▶ [DATASET EXTRACT]
#####

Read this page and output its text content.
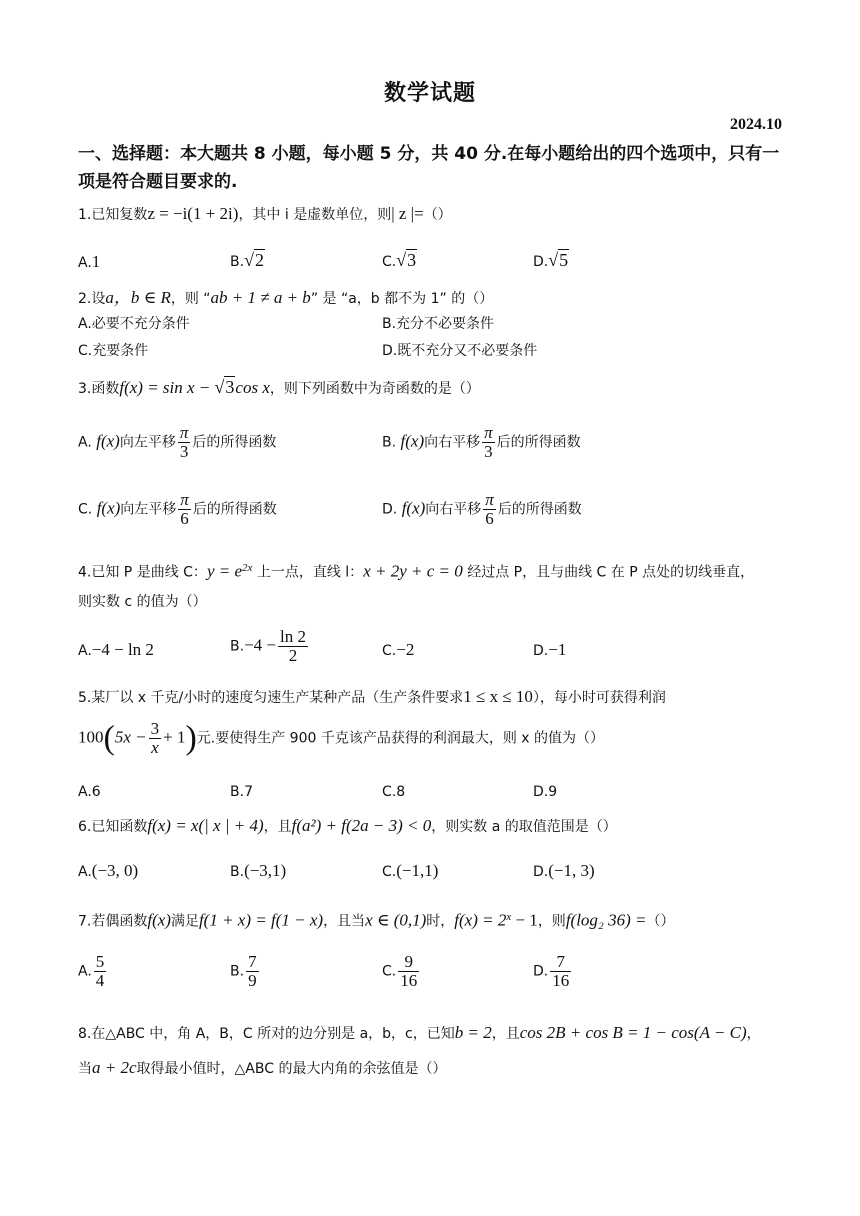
数学试题
2024.10
一、选择题：本大题共 8 小题，每小题 5 分，共 40 分.在每小题给出的四个选项中，只有一项是符合题目要求的.
1.已知复数z = −i(1 + 2i)，其中 i 是虚数单位，则| z |=（）
A.1	B.√2	C.√3	D.√5
2.设a，b ∈ R，则 “ab + 1 ≠ a + b” 是 “a，b 都不为 1” 的（）
A.必要不充分条件	B.充分不必要条件
C.充要条件	D.既不充分又不必要条件
3.函数f(x) = sin x − √3cos x，则下列函数中为奇函数的是（）
A. f(x)向左平移 $\frac{\pi}{3}$ 后的所得函数	B. f(x)向右平移 $\frac{\pi}{3}$ 后的所得函数
C. f(x)向左平移 $\frac{\pi}{6}$ 后的所得函数	D. f(x)向右平移 $\frac{\pi}{6}$ 后的所得函数
4.已知 P 是曲线 C：$y = e^{2x}$ 上一点，直线 l：x + 2y + c = 0 经过点 P，且与曲线 C 在 P 点处的切线垂直，
则实数 c 的值为（）
A.−4 − ln 2	$B.-4 - \frac{\ln 2}{2}$	C.−2	D.−1
5.某厂以 x 千克/小时的速度匀速生产某种产品（生产条件要求1 ≤ x ≤ 10），每小时可获得利润
$100(5x - \frac{3}{x} + 1)$元.要使得生产 900 千克该产品获得的利润最大，则 x 的值为（）
A.6	B.7	C.8	D.9
6.已知函数f(x) = x(| x | + 4)，且f(a²) + f(2a − 3) < 0，则实数 a 的取值范围是（）
A.(−3, 0)	B.(−3,1)	C.(−1,1)	D.(−1, 3)
7.若偶函数f(x)满足f(1 + x) = f(1 − x)，且当x ∈ (0,1)时，$f(x) = 2^x - 1$，则f(log₂ 36) =（）
A. $\frac{5}{4}$	B. $\frac{7}{9}$	C. $\frac{9}{16}$	D. $\frac{7}{16}$
8.在△ABC 中，角 A，B，C 所对的边分别是 a，b，c，已知b = 2，且cos 2B + cos B = 1 − cos(A − C)，
当a + 2c取得最小值时，△ABC 的最大内角的余弦值是（）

#####

▶ [INSTRUCTIONS TO FOLLOW] Exactly reproduce each record, leaving out any pictures.

▶ [ANSWER TO THE PROBLEM]
Read this page and output its text content.
数学试题
2024.10
一、选择题：本大题共 8 小题，每小题 5 分，共 40 分.在每小题给出的四个选项中，只有一项是符合题目要求的.
1.已知复数z = −i(1 + 2i)，其中 i 是虚数单位，则| z |=（）
A.1	B.√2	C.√3	D.√5
2.设a，b ∈ R，则 “ab + 1 ≠ a + b” 是 “a，b 都不为 1” 的（）
A.必要不充分条件	B.充分不必要条件
C.充要条件	D.既不充分又不必要条件
3.函数f(x) = sin x − √3cos x，则下列函数中为奇函数的是（）
A. f(x)向左平移 $\frac{\pi}{3}$ 后的所得函数	B. f(x)向右平移 $\frac{\pi}{3}$ 后的所得函数
C. f(x)向左平移 $\frac{\pi}{6}$ 后的所得函数	D. f(x)向右平移 $\frac{\pi}{6}$ 后的所得函数
4.已知 P 是曲线 C：$y = e^{2x}$ 上一点，直线 l：x + 2y + c = 0 经过点 P，且与曲线 C 在 P 点处的切线垂直，
则实数 c 的值为（）
A.−4 − ln 2	$B.-4 - \frac{\ln 2}{2}$	C.−2	D.−1
5.某厂以 x 千克/小时的速度匀速生产某种产品（生产条件要求1 ≤ x ≤ 10），每小时可获得利润
$100(5x - \frac{3}{x} + 1)$元.要使得生产 900 千克该产品获得的利润最大，则 x 的值为（）
A.6	B.7	C.8	D.9
6.已知函数f(x) = x(| x | + 4)，且f(a²) + f(2a − 3) < 0，则实数 a 的取值范围是（）
A.(−3, 0)	B.(−3,1)	C.(−1,1)	D.(−1, 3)
7.若偶函数f(x)满足f(1 + x) = f(1 − x)，且当x ∈ (0,1)时，$f(x) = 2^x - 1$，则f(log₂ 36) =（）
A. $\frac{5}{4}$	B. $\frac{7}{9}$	C. $\frac{9}{16}$	D. $\frac{7}{16}$
8.在△ABC 中，角 A，B，C 所对的边分别是 a，b，c，已知b = 2，且cos 2B + cos B = 1 − cos(A − C)，
当a + 2c取得最小值时，△ABC 的最大内角的余弦值是（）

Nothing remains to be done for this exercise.